─── Data shown ───

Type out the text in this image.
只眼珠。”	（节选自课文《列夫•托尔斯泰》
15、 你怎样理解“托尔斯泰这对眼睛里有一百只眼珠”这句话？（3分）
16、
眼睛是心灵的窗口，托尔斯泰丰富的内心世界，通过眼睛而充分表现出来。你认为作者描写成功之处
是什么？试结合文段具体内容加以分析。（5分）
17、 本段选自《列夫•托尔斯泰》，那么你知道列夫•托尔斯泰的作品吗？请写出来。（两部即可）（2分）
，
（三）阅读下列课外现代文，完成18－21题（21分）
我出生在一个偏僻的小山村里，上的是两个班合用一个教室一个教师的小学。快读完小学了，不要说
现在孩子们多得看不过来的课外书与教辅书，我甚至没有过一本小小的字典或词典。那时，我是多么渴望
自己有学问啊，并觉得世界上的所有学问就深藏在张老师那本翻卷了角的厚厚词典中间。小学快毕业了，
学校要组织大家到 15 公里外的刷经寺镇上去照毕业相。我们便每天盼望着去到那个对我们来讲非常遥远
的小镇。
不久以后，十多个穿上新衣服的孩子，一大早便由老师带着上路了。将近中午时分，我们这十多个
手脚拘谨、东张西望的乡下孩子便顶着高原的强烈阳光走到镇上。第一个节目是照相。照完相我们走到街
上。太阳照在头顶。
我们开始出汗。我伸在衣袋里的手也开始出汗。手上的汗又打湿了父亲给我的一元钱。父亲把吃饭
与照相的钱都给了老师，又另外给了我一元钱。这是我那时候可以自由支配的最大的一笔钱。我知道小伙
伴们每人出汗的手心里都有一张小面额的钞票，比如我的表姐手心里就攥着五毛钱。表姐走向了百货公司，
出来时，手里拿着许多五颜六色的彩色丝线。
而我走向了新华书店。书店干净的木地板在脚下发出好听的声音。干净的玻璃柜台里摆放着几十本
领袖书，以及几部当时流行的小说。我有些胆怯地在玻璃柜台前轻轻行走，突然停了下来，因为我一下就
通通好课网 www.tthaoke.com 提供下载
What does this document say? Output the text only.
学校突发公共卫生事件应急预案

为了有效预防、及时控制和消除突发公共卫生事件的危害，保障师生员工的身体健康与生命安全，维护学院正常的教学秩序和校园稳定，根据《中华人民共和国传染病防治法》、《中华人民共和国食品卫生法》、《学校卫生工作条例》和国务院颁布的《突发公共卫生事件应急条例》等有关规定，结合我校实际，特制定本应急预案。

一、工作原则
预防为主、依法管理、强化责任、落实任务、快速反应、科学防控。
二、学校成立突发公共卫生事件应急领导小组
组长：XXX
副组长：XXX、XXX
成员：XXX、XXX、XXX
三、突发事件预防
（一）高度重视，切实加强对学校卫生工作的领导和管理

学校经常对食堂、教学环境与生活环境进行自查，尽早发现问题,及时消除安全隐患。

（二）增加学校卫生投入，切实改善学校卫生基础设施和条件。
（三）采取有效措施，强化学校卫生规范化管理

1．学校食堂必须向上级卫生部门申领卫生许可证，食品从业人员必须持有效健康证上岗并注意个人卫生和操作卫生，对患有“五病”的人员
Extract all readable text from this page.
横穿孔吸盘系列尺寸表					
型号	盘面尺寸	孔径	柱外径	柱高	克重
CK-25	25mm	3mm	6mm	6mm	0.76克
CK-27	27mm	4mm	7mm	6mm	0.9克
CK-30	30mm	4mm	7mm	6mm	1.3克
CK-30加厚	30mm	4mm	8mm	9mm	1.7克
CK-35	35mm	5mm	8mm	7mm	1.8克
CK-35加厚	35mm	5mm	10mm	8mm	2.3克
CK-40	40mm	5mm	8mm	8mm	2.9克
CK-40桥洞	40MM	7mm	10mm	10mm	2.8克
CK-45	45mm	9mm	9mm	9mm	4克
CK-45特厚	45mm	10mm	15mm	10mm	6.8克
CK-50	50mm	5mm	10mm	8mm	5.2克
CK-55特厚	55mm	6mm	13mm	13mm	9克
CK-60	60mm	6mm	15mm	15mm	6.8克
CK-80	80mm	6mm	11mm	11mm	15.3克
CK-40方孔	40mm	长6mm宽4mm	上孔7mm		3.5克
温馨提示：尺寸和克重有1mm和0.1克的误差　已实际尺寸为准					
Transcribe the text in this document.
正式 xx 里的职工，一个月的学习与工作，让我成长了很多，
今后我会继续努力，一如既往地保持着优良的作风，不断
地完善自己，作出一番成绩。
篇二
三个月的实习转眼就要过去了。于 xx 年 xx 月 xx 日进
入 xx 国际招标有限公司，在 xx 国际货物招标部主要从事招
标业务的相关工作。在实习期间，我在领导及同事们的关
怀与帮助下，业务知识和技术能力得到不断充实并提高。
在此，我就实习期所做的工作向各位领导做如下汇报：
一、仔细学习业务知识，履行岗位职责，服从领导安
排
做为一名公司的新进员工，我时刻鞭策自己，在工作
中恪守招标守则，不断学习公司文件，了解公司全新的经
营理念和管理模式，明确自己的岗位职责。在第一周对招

───

Write the entire listing out again, word for word.

Type out the text in this image.
只眼珠。”	（节选自课文《列夫•托尔斯泰》
15、 你怎样理解“托尔斯泰这对眼睛里有一百只眼珠”这句话？（3分）
16、
眼睛是心灵的窗口，托尔斯泰丰富的内心世界，通过眼睛而充分表现出来。你认为作者描写成功之处
是什么？试结合文段具体内容加以分析。（5分）
17、 本段选自《列夫•托尔斯泰》，那么你知道列夫•托尔斯泰的作品吗？请写出来。（两部即可）（2分）
，
（三）阅读下列课外现代文，完成18－21题（21分）
我出生在一个偏僻的小山村里，上的是两个班合用一个教室一个教师的小学。快读完小学了，不要说
现在孩子们多得看不过来的课外书与教辅书，我甚至没有过一本小小的字典或词典。那时，我是多么渴望
自己有学问啊，并觉得世界上的所有学问就深藏在张老师那本翻卷了角的厚厚词典中间。小学快毕业了，
学校要组织大家到 15 公里外的刷经寺镇上去照毕业相。我们便每天盼望着去到那个对我们来讲非常遥远
的小镇。
不久以后，十多个穿上新衣服的孩子，一大早便由老师带着上路了。将近中午时分，我们这十多个
手脚拘谨、东张西望的乡下孩子便顶着高原的强烈阳光走到镇上。第一个节目是照相。照完相我们走到街
上。太阳照在头顶。
我们开始出汗。我伸在衣袋里的手也开始出汗。手上的汗又打湿了父亲给我的一元钱。父亲把吃饭
与照相的钱都给了老师，又另外给了我一元钱。这是我那时候可以自由支配的最大的一笔钱。我知道小伙
伴们每人出汗的手心里都有一张小面额的钞票，比如我的表姐手心里就攥着五毛钱。表姐走向了百货公司，
出来时，手里拿着许多五颜六色的彩色丝线。
而我走向了新华书店。书店干净的木地板在脚下发出好听的声音。干净的玻璃柜台里摆放着几十本
领袖书，以及几部当时流行的小说。我有些胆怯地在玻璃柜台前轻轻行走，突然停了下来，因为我一下就
通通好课网 www.tthaoke.com 提供下载
What does this document say? Output the text only.
学校突发公共卫生事件应急预案

为了有效预防、及时控制和消除突发公共卫生事件的危害，保障师生员工的身体健康与生命安全，维护学院正常的教学秩序和校园稳定，根据《中华人民共和国传染病防治法》、《中华人民共和国食品卫生法》、《学校卫生工作条例》和国务院颁布的《突发公共卫生事件应急条例》等有关规定，结合我校实际，特制定本应急预案。

一、工作原则
预防为主、依法管理、强化责任、落实任务、快速反应、科学防控。
二、学校成立突发公共卫生事件应急领导小组
组长：XXX
副组长：XXX、XXX
成员：XXX、XXX、XXX
三、突发事件预防
（一）高度重视，切实加强对学校卫生工作的领导和管理

学校经常对食堂、教学环境与生活环境进行自查，尽早发现问题,及时消除安全隐患。

（二）增加学校卫生投入，切实改善学校卫生基础设施和条件。
（三）采取有效措施，强化学校卫生规范化管理

1．学校食堂必须向上级卫生部门申领卫生许可证，食品从业人员必须持有效健康证上岗并注意个人卫生和操作卫生，对患有“五病”的人员
Extract all readable text from this page.
横穿孔吸盘系列尺寸表					
型号	盘面尺寸	孔径	柱外径	柱高	克重
CK-25	25mm	3mm	6mm	6mm	0.76克
CK-27	27mm	4mm	7mm	6mm	0.9克
CK-30	30mm	4mm	7mm	6mm	1.3克
CK-30加厚	30mm	4mm	8mm	9mm	1.7克
CK-35	35mm	5mm	8mm	7mm	1.8克
CK-35加厚	35mm	5mm	10mm	8mm	2.3克
CK-40	40mm	5mm	8mm	8mm	2.9克
CK-40桥洞	40MM	7mm	10mm	10mm	2.8克
CK-45	45mm	9mm	9mm	9mm	4克
CK-45特厚	45mm	10mm	15mm	10mm	6.8克
CK-50	50mm	5mm	10mm	8mm	5.2克
CK-55特厚	55mm	6mm	13mm	13mm	9克
CK-60	60mm	6mm	15mm	15mm	6.8克
CK-80	80mm	6mm	11mm	11mm	15.3克
CK-40方孔	40mm	长6mm宽4mm	上孔7mm		3.5克
温馨提示：尺寸和克重有1mm和0.1克的误差　已实际尺寸为准					
Transcribe the text in this document.
正式 xx 里的职工，一个月的学习与工作，让我成长了很多，
今后我会继续努力，一如既往地保持着优良的作风，不断
地完善自己，作出一番成绩。
篇二
三个月的实习转眼就要过去了。于 xx 年 xx 月 xx 日进
入 xx 国际招标有限公司，在 xx 国际货物招标部主要从事招
标业务的相关工作。在实习期间，我在领导及同事们的关
怀与帮助下，业务知识和技术能力得到不断充实并提高。
在此，我就实习期所做的工作向各位领导做如下汇报：
一、仔细学习业务知识，履行岗位职责，服从领导安
排
做为一名公司的新进员工，我时刻鞭策自己，在工作
中恪守招标守则，不断学习公司文件，了解公司全新的经
营理念和管理模式，明确自己的岗位职责。在第一周对招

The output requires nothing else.